(Directive):
Identify and copy all lines of the material where the string "microsoft" is found.
— Begin —
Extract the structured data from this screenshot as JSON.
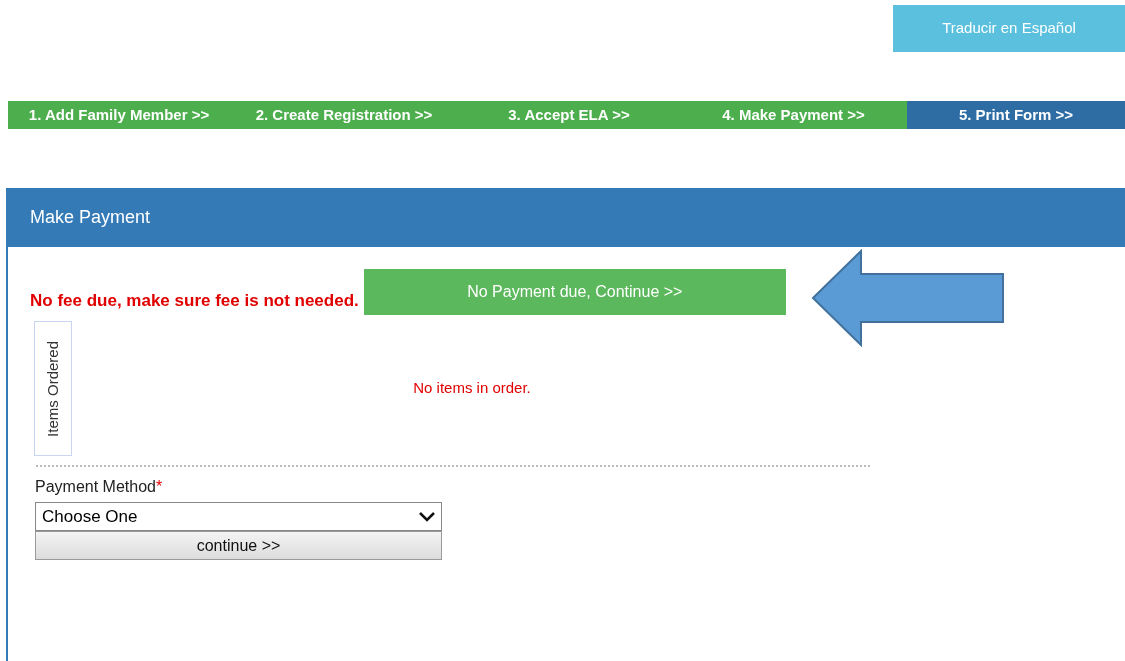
{
  "translate_button": "Traducir en Español",
  "steps": [
    {
      "label": "1. Add Family Member >>",
      "selected": false
    },
    {
      "label": "2. Create Registration >>",
      "selected": false
    },
    {
      "label": "3. Accept ELA >>",
      "selected": false
    },
    {
      "label": "4. Make Payment >>",
      "selected": false
    },
    {
      "label": "5. Print Form >>",
      "selected": true
    }
  ],
  "panel": {
    "title": "Make Payment",
    "notice": "No fee due, make sure fee is not needed.",
    "continue_no_payment_button": "No Payment due, Continue >>",
    "items_legend": "Items Ordered",
    "items_empty": "No items in order.",
    "payment_method_label": "Payment Method",
    "required_mark": "*",
    "payment_method_value": "Choose One",
    "continue_button": "continue >>"
  }
}
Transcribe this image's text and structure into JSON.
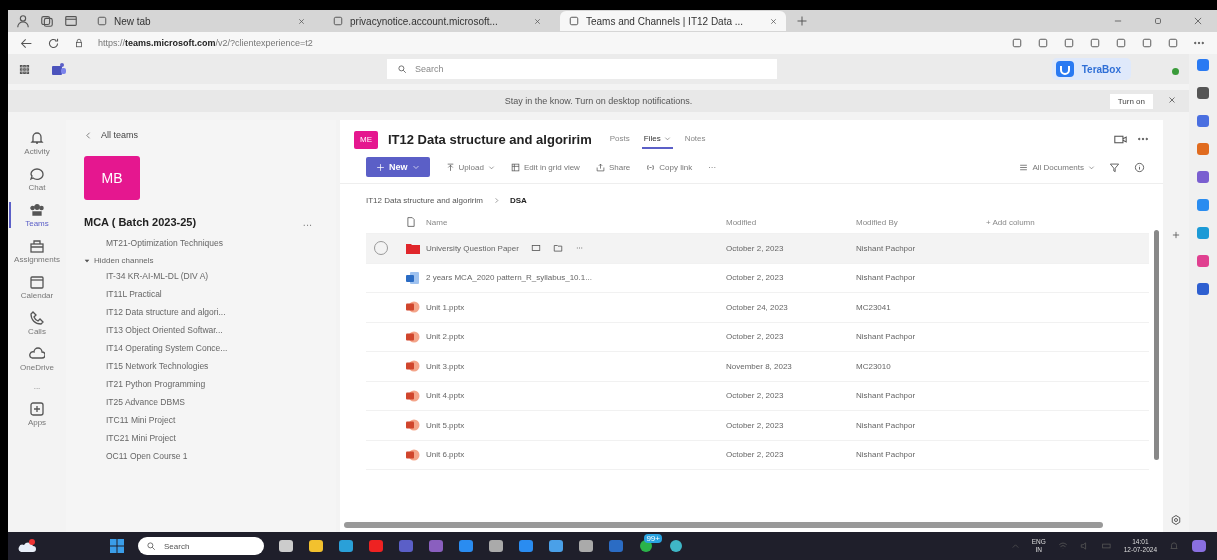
{
  "browser": {
    "tabs": [
      {
        "title": "New tab",
        "selected": false
      },
      {
        "title": "privacynotice.account.microsoft...",
        "selected": false
      },
      {
        "title": "Teams and Channels | IT12 Data ...",
        "selected": true
      }
    ],
    "address": "https://**teams.microsoft.com**/v2/?clientexperience=t2"
  },
  "teams_header": {
    "search_placeholder": "Search",
    "popup": "TeraBox"
  },
  "notification": {
    "text": "Stay in the know. Turn on desktop notifications.",
    "button": "Turn on"
  },
  "rail": [
    {
      "label": "Activity",
      "selected": false
    },
    {
      "label": "Chat",
      "selected": false
    },
    {
      "label": "Teams",
      "selected": true
    },
    {
      "label": "Assignments",
      "selected": false
    },
    {
      "label": "Calendar",
      "selected": false
    },
    {
      "label": "Calls",
      "selected": false
    },
    {
      "label": "OneDrive",
      "selected": false
    },
    {
      "label": "...",
      "selected": false
    },
    {
      "label": "Apps",
      "selected": false
    }
  ],
  "channel_panel": {
    "back": "All teams",
    "avatar": "MB",
    "team": "MCA ( Batch 2023-25)",
    "more": "...",
    "channels": [
      {
        "name": "MT21-Optimization Techniques",
        "selected": false
      }
    ],
    "hidden": {
      "label": "Hidden channels",
      "expanded": true,
      "children": [
        {
          "name": "IT-34 KR-AI-ML-DL (DIV A)",
          "selected": false
        },
        {
          "name": "IT11L Practical",
          "selected": false
        },
        {
          "name": "IT12 Data structure and algori...",
          "selected": false
        },
        {
          "name": "IT13 Object Oriented Softwar...",
          "selected": false
        },
        {
          "name": "IT14 Operating System Conce...",
          "selected": false
        },
        {
          "name": "IT15 Network Technologies",
          "selected": false
        },
        {
          "name": "IT21 Python Programming",
          "selected": false
        },
        {
          "name": "IT25 Advance DBMS",
          "selected": false
        },
        {
          "name": "ITC11 Mini Project",
          "selected": false
        },
        {
          "name": "ITC21 Mini Project",
          "selected": false
        },
        {
          "name": "OC11 Open Course 1",
          "selected": false
        }
      ]
    }
  },
  "channel": {
    "avatar": "ME",
    "title": "IT12 Data structure and algoririm",
    "tabs": [
      {
        "label": "Posts",
        "selected": false
      },
      {
        "label": "Files",
        "selected": true
      },
      {
        "label": "Notes",
        "selected": false
      }
    ]
  },
  "toolbar": {
    "new": "New",
    "upload": "Upload",
    "edit": "Edit in grid view",
    "share": "Share",
    "copy": "Copy link",
    "more": "···",
    "view": "All Documents"
  },
  "breadcrumb": [
    "IT12 Data structure and algoririm",
    "DSA"
  ],
  "table": {
    "columns": [
      "Name",
      "Modified",
      "Modified By",
      "+ Add column"
    ],
    "rows": [
      {
        "kind": "folder",
        "name": "University Question Paper",
        "modified": "October 2, 2023",
        "by": "Nishant Pachpor",
        "hovered": true
      },
      {
        "kind": "word",
        "name": "2 years MCA_2020 pattern_R_syllabus_10.1...",
        "modified": "October 2, 2023",
        "by": "Nishant Pachpor",
        "hovered": false
      },
      {
        "kind": "ppt",
        "name": "Unit 1.pptx",
        "modified": "October 24, 2023",
        "by": "MC23041",
        "hovered": false
      },
      {
        "kind": "ppt",
        "name": "Unit 2.pptx",
        "modified": "October 2, 2023",
        "by": "Nishant Pachpor",
        "hovered": false
      },
      {
        "kind": "ppt",
        "name": "Unit 3.pptx",
        "modified": "November 8, 2023",
        "by": "MC23010",
        "hovered": false
      },
      {
        "kind": "ppt",
        "name": "Unit 4.pptx",
        "modified": "October 2, 2023",
        "by": "Nishant Pachpor",
        "hovered": false
      },
      {
        "kind": "ppt",
        "name": "Unit 5.pptx",
        "modified": "October 2, 2023",
        "by": "Nishant Pachpor",
        "hovered": false
      },
      {
        "kind": "ppt",
        "name": "Unit 6.pptx",
        "modified": "October 2, 2023",
        "by": "Nishant Pachpor",
        "hovered": false
      }
    ]
  },
  "taskbar": {
    "search_placeholder": "Search",
    "badge": "99+",
    "lang": "ENG",
    "region": "IN",
    "time": "14:01",
    "date": "12-07-2024"
  }
}
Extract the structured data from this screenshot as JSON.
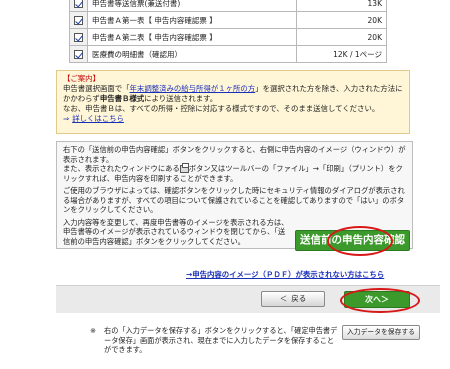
{
  "files": [
    {
      "name": "申告書等送信票(兼送付書)",
      "size": "13K"
    },
    {
      "name": "申告書Ａ第一表【 申告内容確認票 】",
      "size": "20K"
    },
    {
      "name": "申告書Ａ第二表【 申告内容確認票 】",
      "size": "20K"
    },
    {
      "name": "医療費の明細書（確認用）",
      "size": "12K / 1ページ"
    }
  ],
  "notice": {
    "title": "【ご案内】",
    "line1_pre": "申告書選択画面で「",
    "line1_link": "年末調整済みの給与所得が１ヶ所の方",
    "line1_post": "」を選択された方を除き、入力された方法にかかわらず",
    "line2_bold": "申告書Ｂ様式",
    "line2_post": "により送信されます。",
    "line3": "なお、申告書Ｂは、すべての所得・控除に対応する様式ですので、そのまま送信してください。",
    "detail_arrow": "⇒",
    "detail_link": "詳しくはこちら"
  },
  "info": {
    "para1": "右下の「送信前の申告内容確認」ボタンをクリックすると、右側に申告内容のイメージ（ウィンドウ）が表示されます。",
    "para1b_pre": "また、表示されたウィンドウにある",
    "para1b_post": "ボタン又はツールバーの「ファイル」→「印刷」（プリント）をクリックすれば、申告内容を印刷することができます。",
    "para2": "ご使用のブラウザによっては、確認ボタンをクリックした時にセキュリティ情報のダイアログが表示される場合がありますが、すべての項目について保護されていることを確認してありますので「はい」のボタンをクリックしてください。",
    "para3": "入力内容等を変更して、再度申告書等のイメージを表示される方は、申告書等のイメージが表示されているウィンドウを閉じてから、「送信前の申告内容確認」ボタンをクリックしてください。",
    "confirm_button": "送信前の申告内容確認"
  },
  "pdf_link": "→申告内容のイメージ（ＰＤＦ）が表示されない方はこちら",
  "nav": {
    "back_chevron": "＜",
    "back_label": "戻る",
    "next_label": "次へ＞"
  },
  "save": {
    "button": "入力データを保存する",
    "mark": "※",
    "note": "右の「入力データを保存する」ボタンをクリックすると、「確定申告書データ保存」画面が表示され、現在までに入力したデータを保存することができます。"
  }
}
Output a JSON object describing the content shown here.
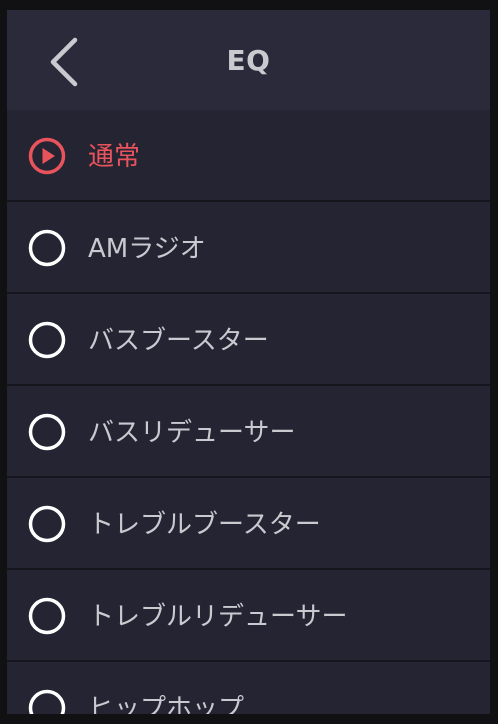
{
  "header": {
    "title": "EQ",
    "back_icon": "chevron-left-icon"
  },
  "colors": {
    "accent": "#e9545c",
    "text": "#c9c9d0",
    "background": "#252432",
    "header_background": "#2b2a3a"
  },
  "eq_presets": {
    "selected_index": 0,
    "items": [
      {
        "label": "通常",
        "selected": true
      },
      {
        "label": "AMラジオ",
        "selected": false
      },
      {
        "label": "バスブースター",
        "selected": false
      },
      {
        "label": "バスリデューサー",
        "selected": false
      },
      {
        "label": "トレブルブースター",
        "selected": false
      },
      {
        "label": "トレブルリデューサー",
        "selected": false
      },
      {
        "label": "ヒップホップ",
        "selected": false
      }
    ]
  }
}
— End —
(Response to this task):
        "title": "privacynotice.account.microsoft...",
    "address": "https://**teams.microsoft.com**/v2/?clientexperience=t2"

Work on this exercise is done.